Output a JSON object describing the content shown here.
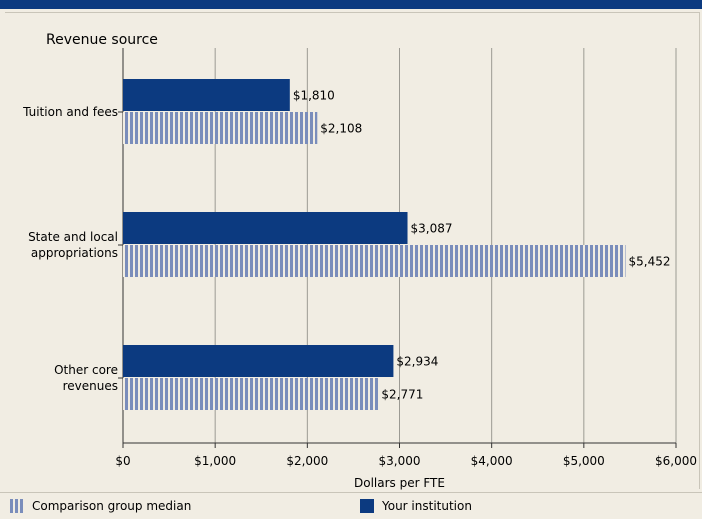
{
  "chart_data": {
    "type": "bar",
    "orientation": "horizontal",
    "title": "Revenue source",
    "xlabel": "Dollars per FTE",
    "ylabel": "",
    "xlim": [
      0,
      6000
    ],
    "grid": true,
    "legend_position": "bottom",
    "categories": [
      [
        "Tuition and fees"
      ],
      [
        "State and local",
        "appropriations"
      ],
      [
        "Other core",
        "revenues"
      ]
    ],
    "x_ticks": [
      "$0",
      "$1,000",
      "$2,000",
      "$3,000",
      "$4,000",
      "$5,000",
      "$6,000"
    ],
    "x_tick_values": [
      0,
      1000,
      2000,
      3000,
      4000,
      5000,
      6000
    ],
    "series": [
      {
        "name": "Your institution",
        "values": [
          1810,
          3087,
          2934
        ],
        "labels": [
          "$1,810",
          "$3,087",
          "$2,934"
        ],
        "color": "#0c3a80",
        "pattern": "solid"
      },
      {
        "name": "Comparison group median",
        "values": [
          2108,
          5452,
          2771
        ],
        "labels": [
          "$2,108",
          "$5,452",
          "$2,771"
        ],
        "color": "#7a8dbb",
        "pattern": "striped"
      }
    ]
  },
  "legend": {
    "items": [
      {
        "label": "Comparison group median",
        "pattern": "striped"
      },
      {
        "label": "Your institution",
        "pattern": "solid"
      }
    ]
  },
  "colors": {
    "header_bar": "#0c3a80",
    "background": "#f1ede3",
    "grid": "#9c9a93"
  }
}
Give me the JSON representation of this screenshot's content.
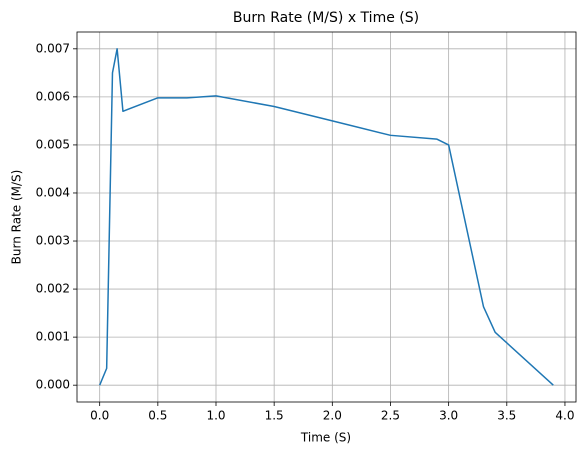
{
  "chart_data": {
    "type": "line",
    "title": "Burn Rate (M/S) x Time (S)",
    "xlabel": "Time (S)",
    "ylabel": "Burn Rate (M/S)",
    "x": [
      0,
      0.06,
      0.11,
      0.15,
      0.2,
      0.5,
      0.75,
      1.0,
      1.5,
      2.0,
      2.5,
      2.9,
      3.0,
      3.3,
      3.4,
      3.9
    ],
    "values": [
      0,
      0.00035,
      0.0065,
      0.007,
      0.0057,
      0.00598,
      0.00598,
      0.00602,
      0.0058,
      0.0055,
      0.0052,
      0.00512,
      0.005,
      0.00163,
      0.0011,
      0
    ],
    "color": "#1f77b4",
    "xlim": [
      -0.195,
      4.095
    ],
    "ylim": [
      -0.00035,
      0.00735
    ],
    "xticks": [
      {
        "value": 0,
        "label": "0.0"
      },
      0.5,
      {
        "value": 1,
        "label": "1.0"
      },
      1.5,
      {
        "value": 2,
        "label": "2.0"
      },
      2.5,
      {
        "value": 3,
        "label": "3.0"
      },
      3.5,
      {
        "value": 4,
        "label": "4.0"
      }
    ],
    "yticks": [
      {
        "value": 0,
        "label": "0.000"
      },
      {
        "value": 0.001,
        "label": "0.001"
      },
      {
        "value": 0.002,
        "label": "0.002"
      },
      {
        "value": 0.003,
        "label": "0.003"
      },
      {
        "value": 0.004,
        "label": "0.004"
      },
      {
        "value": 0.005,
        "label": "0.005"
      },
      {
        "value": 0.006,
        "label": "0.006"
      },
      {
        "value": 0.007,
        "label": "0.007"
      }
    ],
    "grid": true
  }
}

_ _ _

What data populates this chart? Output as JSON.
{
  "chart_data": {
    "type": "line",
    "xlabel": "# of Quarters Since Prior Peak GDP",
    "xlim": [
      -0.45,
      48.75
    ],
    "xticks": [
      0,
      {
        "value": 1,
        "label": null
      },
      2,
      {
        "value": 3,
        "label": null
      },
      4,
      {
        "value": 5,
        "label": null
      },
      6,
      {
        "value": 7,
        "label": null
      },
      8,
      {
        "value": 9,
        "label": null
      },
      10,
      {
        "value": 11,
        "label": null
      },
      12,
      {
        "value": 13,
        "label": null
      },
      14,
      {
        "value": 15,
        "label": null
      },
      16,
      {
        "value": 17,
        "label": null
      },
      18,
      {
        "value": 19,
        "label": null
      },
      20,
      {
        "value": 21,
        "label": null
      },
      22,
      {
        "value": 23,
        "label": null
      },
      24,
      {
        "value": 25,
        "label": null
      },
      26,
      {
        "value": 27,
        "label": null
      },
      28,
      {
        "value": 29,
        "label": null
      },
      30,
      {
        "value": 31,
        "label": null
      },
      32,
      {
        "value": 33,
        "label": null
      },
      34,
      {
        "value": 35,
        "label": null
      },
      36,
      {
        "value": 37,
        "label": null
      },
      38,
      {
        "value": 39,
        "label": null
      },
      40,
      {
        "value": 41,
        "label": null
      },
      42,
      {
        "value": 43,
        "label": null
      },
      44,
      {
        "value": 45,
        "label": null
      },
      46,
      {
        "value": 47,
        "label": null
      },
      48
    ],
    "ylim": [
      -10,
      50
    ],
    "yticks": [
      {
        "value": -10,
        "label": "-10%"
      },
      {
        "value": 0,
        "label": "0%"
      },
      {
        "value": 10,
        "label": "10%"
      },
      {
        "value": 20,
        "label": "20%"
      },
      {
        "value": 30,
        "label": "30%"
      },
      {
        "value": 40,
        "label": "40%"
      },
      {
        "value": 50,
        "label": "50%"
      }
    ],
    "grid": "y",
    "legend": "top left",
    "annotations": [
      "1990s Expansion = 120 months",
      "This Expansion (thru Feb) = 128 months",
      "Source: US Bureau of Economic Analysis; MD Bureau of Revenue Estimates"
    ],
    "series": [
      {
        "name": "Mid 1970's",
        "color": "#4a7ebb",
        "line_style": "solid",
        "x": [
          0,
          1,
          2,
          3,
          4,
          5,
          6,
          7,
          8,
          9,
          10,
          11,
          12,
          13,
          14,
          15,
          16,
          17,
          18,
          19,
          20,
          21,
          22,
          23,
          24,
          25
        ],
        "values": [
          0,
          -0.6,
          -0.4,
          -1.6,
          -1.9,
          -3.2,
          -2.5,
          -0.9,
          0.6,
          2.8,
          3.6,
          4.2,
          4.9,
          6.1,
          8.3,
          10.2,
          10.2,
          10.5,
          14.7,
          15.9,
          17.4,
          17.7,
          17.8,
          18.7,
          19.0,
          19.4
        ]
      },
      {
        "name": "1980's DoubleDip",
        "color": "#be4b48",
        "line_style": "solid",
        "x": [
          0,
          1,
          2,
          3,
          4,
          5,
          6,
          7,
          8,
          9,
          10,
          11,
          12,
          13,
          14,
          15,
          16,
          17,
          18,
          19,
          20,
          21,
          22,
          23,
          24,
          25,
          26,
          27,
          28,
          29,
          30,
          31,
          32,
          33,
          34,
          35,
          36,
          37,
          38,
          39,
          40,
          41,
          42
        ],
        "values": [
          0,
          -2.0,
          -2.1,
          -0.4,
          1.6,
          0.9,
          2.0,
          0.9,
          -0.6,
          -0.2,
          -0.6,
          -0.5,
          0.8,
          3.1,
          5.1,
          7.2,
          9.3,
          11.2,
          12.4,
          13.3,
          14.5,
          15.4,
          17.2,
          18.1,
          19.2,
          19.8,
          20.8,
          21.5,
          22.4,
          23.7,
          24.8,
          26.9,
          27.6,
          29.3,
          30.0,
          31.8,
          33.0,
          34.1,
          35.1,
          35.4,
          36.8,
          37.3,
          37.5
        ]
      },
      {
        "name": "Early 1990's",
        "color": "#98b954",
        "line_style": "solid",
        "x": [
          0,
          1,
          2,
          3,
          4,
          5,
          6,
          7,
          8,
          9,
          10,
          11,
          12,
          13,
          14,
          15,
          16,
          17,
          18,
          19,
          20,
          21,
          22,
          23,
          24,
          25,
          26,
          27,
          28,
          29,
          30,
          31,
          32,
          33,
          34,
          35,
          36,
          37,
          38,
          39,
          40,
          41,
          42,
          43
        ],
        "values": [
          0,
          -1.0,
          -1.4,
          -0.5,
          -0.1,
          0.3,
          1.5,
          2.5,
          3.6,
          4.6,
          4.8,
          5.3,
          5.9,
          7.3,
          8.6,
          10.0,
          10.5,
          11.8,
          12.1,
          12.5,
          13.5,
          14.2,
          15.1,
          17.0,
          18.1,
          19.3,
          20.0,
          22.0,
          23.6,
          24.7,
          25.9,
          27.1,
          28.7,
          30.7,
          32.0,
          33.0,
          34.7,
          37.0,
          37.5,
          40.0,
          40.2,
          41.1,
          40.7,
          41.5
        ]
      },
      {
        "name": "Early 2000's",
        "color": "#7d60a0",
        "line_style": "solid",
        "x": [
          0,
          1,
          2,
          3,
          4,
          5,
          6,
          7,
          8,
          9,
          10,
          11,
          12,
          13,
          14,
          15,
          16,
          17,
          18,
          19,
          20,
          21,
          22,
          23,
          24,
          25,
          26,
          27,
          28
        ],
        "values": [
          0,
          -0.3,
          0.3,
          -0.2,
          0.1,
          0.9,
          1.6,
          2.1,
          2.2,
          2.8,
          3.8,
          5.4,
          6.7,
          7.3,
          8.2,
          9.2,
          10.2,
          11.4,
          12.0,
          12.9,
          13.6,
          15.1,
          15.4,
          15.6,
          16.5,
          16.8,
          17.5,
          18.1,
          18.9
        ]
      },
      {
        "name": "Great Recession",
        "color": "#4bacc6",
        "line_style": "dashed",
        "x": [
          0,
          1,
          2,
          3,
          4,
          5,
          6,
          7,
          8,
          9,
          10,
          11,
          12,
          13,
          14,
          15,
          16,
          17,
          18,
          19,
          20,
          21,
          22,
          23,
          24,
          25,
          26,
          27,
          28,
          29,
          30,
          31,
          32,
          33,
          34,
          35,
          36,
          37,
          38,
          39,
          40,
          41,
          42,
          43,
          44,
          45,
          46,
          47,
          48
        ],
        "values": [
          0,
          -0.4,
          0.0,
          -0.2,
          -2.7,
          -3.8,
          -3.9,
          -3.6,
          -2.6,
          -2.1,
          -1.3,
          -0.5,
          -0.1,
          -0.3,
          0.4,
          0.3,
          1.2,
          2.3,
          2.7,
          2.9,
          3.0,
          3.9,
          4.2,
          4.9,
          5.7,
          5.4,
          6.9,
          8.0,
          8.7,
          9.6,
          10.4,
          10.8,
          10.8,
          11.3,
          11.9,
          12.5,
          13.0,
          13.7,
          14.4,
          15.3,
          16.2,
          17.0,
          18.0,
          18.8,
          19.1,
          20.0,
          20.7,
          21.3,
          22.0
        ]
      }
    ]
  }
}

_ _ _

What the exercise asks
Using the listing above, gather each line that holds the string "Time" and copy it.

Output
    "title": "Burn Rate (M/S) x Time (S)",
    "xlabel": "Time (S)",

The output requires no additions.